-- Start --
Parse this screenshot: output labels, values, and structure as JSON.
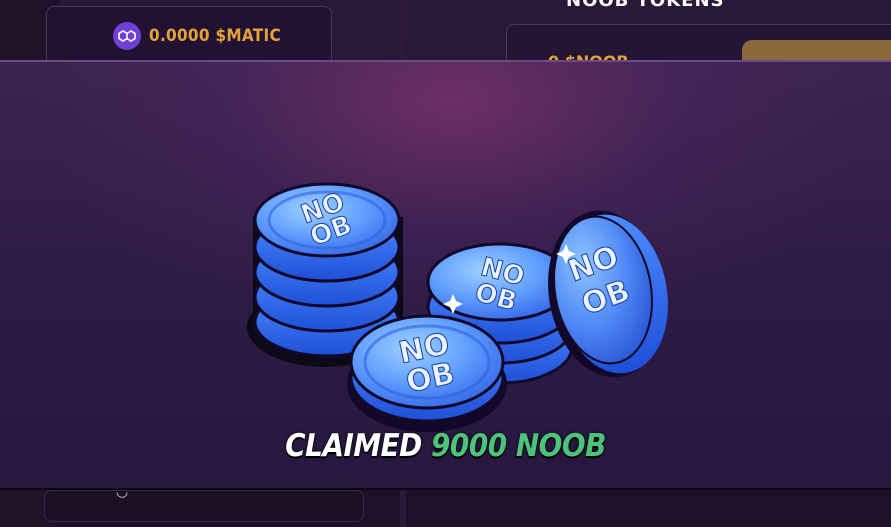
{
  "wallet": {
    "balance": "0.0000 $MATIC",
    "icon": "polygon-icon"
  },
  "tokens": {
    "title": "NOOB TOKENS",
    "amount": "0 $NOOB"
  },
  "modal": {
    "claimed_label": "CLAIMED",
    "claimed_amount": "9000 NOOB",
    "coin_label": "NO OB"
  },
  "colors": {
    "accent_gold": "#e3a23a",
    "success_green": "#4cc27a",
    "coin_blue": "#3d7bff"
  }
}
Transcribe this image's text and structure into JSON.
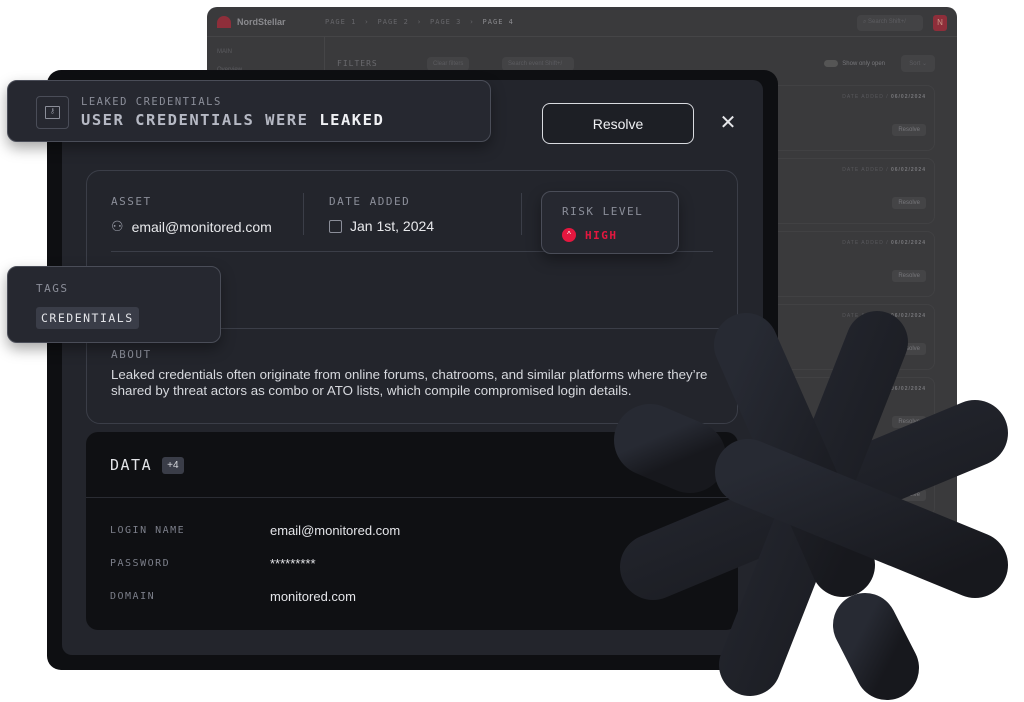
{
  "background_app": {
    "brand": "NordStellar",
    "breadcrumbs": [
      "PAGE 1",
      "PAGE 2",
      "PAGE 3",
      "PAGE 4"
    ],
    "search_placeholder": "Search",
    "search_shortcut": "Shift+/",
    "avatar_letter": "N",
    "sidebar_section": "MAIN",
    "sidebar_item": "Overview",
    "filters_label": "FILTERS",
    "clear_filters": "Clear filters",
    "search_event_placeholder": "Search event",
    "search_event_shortcut": "Shift+/",
    "show_only_open": "Show only open",
    "sort_label": "Sort",
    "events": [
      {
        "date_label": "DATE ADDED /",
        "date": "06/02/2024",
        "action": "Resolve"
      },
      {
        "date_label": "DATE ADDED /",
        "date": "06/02/2024",
        "action": "Resolve"
      },
      {
        "date_label": "DATE ADDED /",
        "date": "06/02/2024",
        "action": "Resolve"
      },
      {
        "date_label": "DATE ADDED /",
        "date": "06/02/2024",
        "action": "Resolve"
      },
      {
        "date_label": "DATE ADDED /",
        "date": "06/02/2024",
        "action": "Resolve"
      },
      {
        "date_label": "DATE ADDED /",
        "date": "06/02/2024",
        "action": "Resolve"
      }
    ]
  },
  "header": {
    "category": "LEAKED CREDENTIALS",
    "title_prefix": "USER CREDENTIALS WERE",
    "title_emphasis": "LEAKED",
    "icon": "key-icon"
  },
  "actions": {
    "resolve": "Resolve",
    "close": "✕"
  },
  "details": {
    "asset_label": "ASSET",
    "asset_value": "email@monitored.com",
    "date_label": "DATE ADDED",
    "date_value": "Jan 1st, 2024",
    "risk_label": "RISK LEVEL",
    "risk_value": "HIGH",
    "risk_color": "#e5173f",
    "tags_label": "TAGS",
    "tags": [
      "CREDENTIALS"
    ],
    "about_label": "ABOUT",
    "about_text": "Leaked credentials often originate from online forums, chatrooms, and similar platforms where they’re shared by threat actors as combo or ATO lists, which compile compromised login details."
  },
  "data_section": {
    "title": "DATA",
    "count_badge": "+4",
    "rows": [
      {
        "key": "LOGIN NAME",
        "value": "email@monitored.com"
      },
      {
        "key": "PASSWORD",
        "value": "*********"
      },
      {
        "key": "DOMAIN",
        "value": "monitored.com"
      }
    ]
  }
}
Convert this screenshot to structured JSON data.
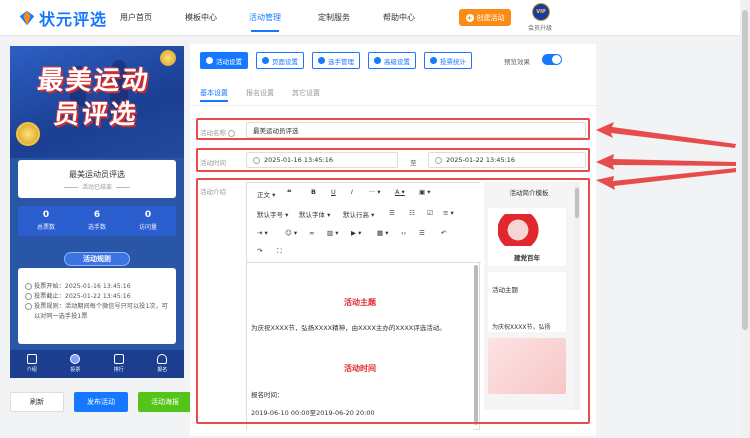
{
  "nav": {
    "logo": "状元评选",
    "items": [
      "用户首页",
      "模板中心",
      "活动管理",
      "定制服务",
      "帮助中心"
    ],
    "create_button": "创建活动",
    "vip_badge": "VIP",
    "vip_label": "会员升级"
  },
  "preview": {
    "banner_line1": "最美运动",
    "banner_line2": "员评选",
    "title": "最美运动员评选",
    "status": "活动已结束",
    "stats": [
      {
        "value": "0",
        "label": "总票数"
      },
      {
        "value": "6",
        "label": "选手数"
      },
      {
        "value": "0",
        "label": "访问量"
      }
    ],
    "rules_button": "活动规则",
    "rules": [
      "投票开始：2025-01-16 13:45:16",
      "投票截止：2025-01-22 13:45:16",
      "投票规则：活动期间每个微信号只可以投1次，可以对同一选手投1票"
    ],
    "tabbar": [
      "介绍",
      "投票",
      "排行",
      "报名"
    ]
  },
  "actions": {
    "refresh": "刷新",
    "publish": "发布活动",
    "poster": "活动海报"
  },
  "toolbar_tabs": [
    "活动设置",
    "页面设置",
    "选手管理",
    "高级设置",
    "投票统计"
  ],
  "preview_effect": "预览效果",
  "subtabs": [
    "基本设置",
    "报名设置",
    "其它设置"
  ],
  "form": {
    "name_label": "活动名称",
    "name_value": "最美运动员评选",
    "time_label": "活动时间",
    "start_time": "2025-01-16 13:45:16",
    "to_label": "至",
    "end_time": "2025-01-22 13:45:16",
    "intro_label": "活动介绍"
  },
  "editor": {
    "toolbar": [
      "正文",
      "B",
      "U",
      "I",
      "A",
      "默认字号",
      "默认字体",
      "默认行高"
    ],
    "heading1": "活动主题",
    "para1": "为庆祝XXXX节，弘扬XXXX精神，由XXXX主办的XXXX评选活动。",
    "heading2": "活动时间",
    "para2": "报名时间：",
    "para3": "2019-06-10 00:00至2019-06-20 20:00"
  },
  "templates": {
    "title": "活动简介模板",
    "card1_text": "建党百年",
    "card2_heading": "活动主题",
    "card2_text": "为庆祝XXXX节，弘扬"
  },
  "colors": {
    "primary": "#1677ff",
    "orange": "#fa8c16",
    "green": "#52c41a",
    "highlight": "#e74c4c",
    "banner": "#2a56a8"
  }
}
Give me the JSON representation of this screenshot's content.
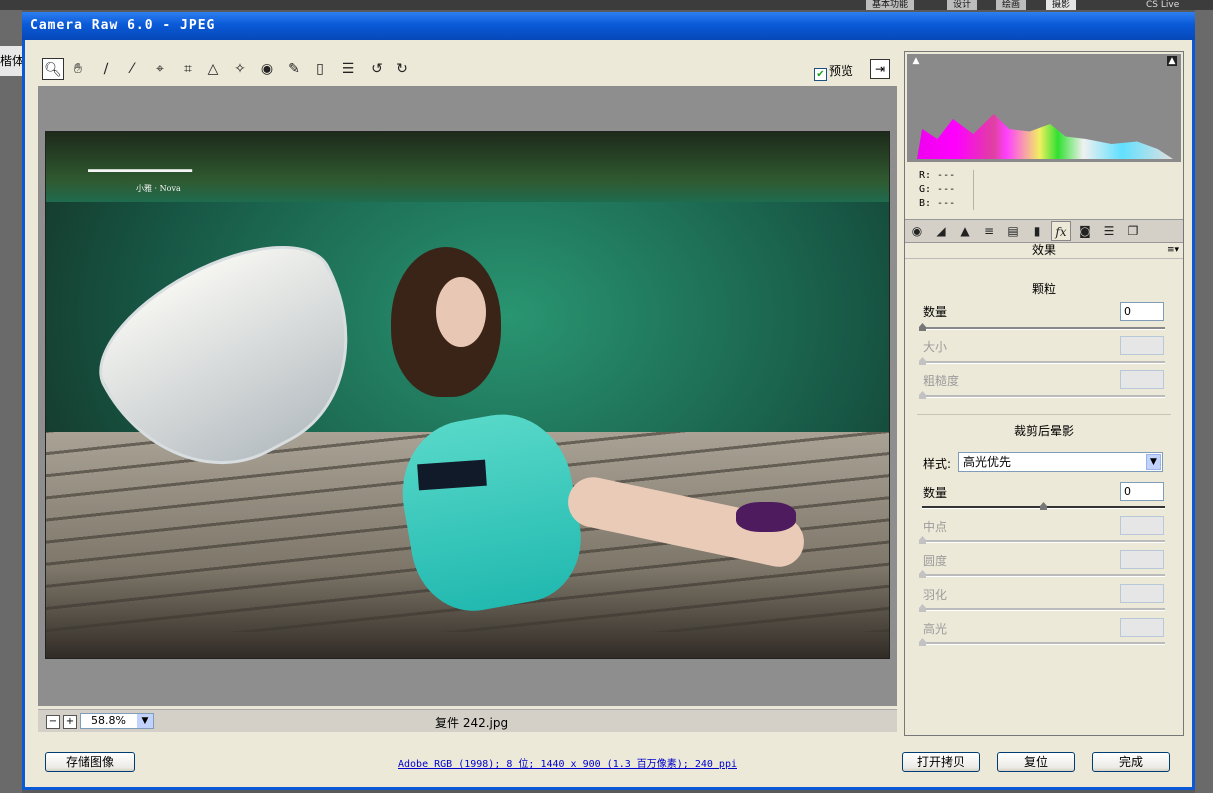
{
  "host": {
    "left_tab": "楷体",
    "workspace_tabs": [
      "基本功能",
      "设计",
      "绘画",
      "摄影"
    ],
    "cs_live": "CS Live"
  },
  "dialog": {
    "title": "Camera Raw 6.0 -  JPEG",
    "preview_label": "预览",
    "preview_checked": true
  },
  "toolbar": {
    "tools": [
      "zoom-icon",
      "hand-icon",
      "white-balance-icon",
      "color-sampler-icon",
      "target-adjust-icon",
      "crop-icon",
      "straighten-icon",
      "spot-removal-icon",
      "red-eye-icon",
      "adjustment-brush-icon",
      "graduated-filter-icon",
      "preferences-icon",
      "rotate-left-icon",
      "rotate-right-icon"
    ]
  },
  "image_overlay": {
    "logo_text": "小雅 · Nova"
  },
  "zoom": {
    "value": "58.8%",
    "filename": "复件 242.jpg"
  },
  "panel": {
    "rgb": {
      "r": "R:  ---",
      "g": "G:  ---",
      "b": "B:  ---"
    },
    "section_title": "效果",
    "grain": {
      "title": "颗粒",
      "amount_label": "数量",
      "amount_value": "0",
      "size_label": "大小",
      "roughness_label": "粗糙度"
    },
    "vignette": {
      "title": "裁剪后晕影",
      "style_label": "样式:",
      "style_value": "高光优先",
      "amount_label": "数量",
      "amount_value": "0",
      "midpoint_label": "中点",
      "roundness_label": "圆度",
      "feather_label": "羽化",
      "highlights_label": "高光"
    }
  },
  "footer": {
    "save_label": "存储图像",
    "info_text": "Adobe RGB (1998); 8 位; 1440 x 900 (1.3 百万像素); 240 ppi",
    "open_copy_label": "打开拷贝",
    "reset_label": "复位",
    "done_label": "完成"
  }
}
-- End --
Lines that include the word "为庆祝XXXX节" — how many are there in the data? Answer with the number alone.

Result of the exercise:
2